START
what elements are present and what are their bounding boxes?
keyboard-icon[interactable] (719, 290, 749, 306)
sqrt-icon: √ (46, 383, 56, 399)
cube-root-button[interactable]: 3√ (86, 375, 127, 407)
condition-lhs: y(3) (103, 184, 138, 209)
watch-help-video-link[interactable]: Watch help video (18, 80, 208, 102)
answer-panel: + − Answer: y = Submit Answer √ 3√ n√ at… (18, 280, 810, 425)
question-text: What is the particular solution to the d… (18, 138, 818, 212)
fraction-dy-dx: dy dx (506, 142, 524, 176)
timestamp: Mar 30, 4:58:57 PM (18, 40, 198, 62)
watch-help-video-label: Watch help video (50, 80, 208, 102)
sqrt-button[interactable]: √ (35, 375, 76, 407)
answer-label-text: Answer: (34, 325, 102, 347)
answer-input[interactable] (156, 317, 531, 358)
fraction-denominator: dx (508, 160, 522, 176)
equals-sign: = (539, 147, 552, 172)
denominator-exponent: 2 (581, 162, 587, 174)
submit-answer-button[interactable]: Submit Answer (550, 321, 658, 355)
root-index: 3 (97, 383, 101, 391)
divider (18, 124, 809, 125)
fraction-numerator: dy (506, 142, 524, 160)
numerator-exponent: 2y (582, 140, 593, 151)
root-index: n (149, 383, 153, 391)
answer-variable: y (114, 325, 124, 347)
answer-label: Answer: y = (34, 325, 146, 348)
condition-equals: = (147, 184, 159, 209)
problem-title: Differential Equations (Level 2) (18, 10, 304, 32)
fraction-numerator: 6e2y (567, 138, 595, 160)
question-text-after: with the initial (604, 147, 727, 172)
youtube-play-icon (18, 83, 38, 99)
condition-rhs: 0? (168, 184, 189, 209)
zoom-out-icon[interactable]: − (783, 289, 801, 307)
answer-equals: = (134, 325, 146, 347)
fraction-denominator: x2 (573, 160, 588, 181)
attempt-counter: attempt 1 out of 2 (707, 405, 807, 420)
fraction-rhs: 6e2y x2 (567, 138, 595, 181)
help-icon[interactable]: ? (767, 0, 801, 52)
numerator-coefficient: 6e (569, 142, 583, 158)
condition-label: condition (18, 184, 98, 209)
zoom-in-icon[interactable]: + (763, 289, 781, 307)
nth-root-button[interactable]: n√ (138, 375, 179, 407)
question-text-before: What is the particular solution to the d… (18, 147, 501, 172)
END
• **Your goal**:
Rewrite the rows from the start through the line with "denominator-exponent: 2 (581, 162, 587, 174)", swapping "keyboard-icon" for "keypad-icon" and leaving everything else unchanged.

• **Complete response**:
what elements are present and what are their bounding boxes?
keypad-icon[interactable] (719, 290, 749, 306)
sqrt-icon: √ (46, 383, 56, 399)
cube-root-button[interactable]: 3√ (86, 375, 127, 407)
condition-lhs: y(3) (103, 184, 138, 209)
watch-help-video-link[interactable]: Watch help video (18, 80, 208, 102)
answer-panel: + − Answer: y = Submit Answer √ 3√ n√ at… (18, 280, 810, 425)
question-text: What is the particular solution to the d… (18, 138, 818, 212)
fraction-dy-dx: dy dx (506, 142, 524, 176)
timestamp: Mar 30, 4:58:57 PM (18, 40, 198, 62)
watch-help-video-label: Watch help video (50, 80, 208, 102)
sqrt-button[interactable]: √ (35, 375, 76, 407)
answer-label-text: Answer: (34, 325, 102, 347)
answer-input[interactable] (156, 317, 531, 358)
fraction-denominator: dx (508, 160, 522, 176)
equals-sign: = (539, 147, 552, 172)
denominator-exponent: 2 (581, 162, 587, 174)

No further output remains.